Requirement: From the listing below, pull out all lines with "title" in them.

=-=-=

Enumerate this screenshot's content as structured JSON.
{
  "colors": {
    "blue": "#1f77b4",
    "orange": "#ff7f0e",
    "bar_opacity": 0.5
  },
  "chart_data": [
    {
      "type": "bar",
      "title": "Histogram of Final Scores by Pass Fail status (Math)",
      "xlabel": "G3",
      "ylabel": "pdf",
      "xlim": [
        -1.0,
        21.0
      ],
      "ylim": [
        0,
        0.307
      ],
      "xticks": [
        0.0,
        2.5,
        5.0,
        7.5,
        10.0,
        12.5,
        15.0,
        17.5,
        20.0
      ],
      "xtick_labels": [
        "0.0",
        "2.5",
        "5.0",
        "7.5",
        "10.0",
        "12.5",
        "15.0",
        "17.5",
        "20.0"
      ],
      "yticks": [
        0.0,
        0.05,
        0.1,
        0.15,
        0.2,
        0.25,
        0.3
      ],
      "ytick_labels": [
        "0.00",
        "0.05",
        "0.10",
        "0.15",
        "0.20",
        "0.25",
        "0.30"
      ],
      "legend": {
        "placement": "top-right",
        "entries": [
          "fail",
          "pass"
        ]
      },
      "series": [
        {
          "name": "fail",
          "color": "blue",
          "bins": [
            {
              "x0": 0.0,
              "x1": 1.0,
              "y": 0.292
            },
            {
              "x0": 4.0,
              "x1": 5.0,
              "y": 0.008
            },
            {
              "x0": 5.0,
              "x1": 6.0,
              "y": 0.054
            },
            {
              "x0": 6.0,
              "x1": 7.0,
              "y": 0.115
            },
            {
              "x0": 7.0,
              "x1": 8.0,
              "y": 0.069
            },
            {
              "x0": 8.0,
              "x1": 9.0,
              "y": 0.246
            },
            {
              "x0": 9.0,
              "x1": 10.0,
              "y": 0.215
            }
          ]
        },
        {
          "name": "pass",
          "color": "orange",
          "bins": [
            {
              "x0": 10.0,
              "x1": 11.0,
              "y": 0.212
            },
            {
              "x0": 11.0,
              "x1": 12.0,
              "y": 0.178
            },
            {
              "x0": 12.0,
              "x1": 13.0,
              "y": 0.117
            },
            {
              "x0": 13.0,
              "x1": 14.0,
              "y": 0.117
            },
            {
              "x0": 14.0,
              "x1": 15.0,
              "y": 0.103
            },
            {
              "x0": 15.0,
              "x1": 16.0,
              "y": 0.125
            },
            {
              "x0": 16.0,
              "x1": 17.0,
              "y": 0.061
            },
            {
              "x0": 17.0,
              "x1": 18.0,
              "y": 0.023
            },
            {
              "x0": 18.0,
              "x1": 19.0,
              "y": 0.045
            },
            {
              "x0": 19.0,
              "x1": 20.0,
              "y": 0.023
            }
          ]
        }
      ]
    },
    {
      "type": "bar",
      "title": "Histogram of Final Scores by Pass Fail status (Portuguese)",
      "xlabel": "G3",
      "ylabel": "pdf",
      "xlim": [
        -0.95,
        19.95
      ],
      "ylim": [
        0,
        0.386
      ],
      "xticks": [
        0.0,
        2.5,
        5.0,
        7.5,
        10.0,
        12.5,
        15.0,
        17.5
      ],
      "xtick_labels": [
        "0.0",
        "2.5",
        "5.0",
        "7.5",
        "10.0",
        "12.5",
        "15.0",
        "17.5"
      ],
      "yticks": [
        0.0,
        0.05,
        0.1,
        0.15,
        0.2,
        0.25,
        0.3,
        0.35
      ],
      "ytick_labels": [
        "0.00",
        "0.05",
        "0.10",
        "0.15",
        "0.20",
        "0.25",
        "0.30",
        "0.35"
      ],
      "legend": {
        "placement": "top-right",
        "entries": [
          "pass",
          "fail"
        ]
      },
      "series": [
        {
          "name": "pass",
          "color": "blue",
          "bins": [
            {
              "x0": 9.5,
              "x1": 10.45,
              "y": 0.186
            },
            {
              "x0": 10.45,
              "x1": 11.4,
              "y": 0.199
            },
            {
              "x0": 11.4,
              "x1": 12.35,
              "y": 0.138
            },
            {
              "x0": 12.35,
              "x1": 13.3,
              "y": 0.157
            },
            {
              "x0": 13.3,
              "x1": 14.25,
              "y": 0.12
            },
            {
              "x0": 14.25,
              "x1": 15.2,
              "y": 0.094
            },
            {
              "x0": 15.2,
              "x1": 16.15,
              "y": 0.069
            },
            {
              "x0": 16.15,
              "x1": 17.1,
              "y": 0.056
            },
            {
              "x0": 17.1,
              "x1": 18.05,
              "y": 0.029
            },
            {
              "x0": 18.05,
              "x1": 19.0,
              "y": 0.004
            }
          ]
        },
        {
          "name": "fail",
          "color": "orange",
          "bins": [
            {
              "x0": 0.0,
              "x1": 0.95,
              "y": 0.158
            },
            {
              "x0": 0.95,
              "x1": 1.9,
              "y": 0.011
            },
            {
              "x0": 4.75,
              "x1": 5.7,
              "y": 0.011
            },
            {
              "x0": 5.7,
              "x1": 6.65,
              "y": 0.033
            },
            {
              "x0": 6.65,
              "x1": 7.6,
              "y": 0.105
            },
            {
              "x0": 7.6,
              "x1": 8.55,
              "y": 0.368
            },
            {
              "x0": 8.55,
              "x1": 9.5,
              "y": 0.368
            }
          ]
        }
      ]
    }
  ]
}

=-=-=

Problem solution:
      "title": "Histogram of Final Scores by Pass Fail status (Math)",
      "title": "Histogram of Final Scores by Pass Fail status (Portuguese)",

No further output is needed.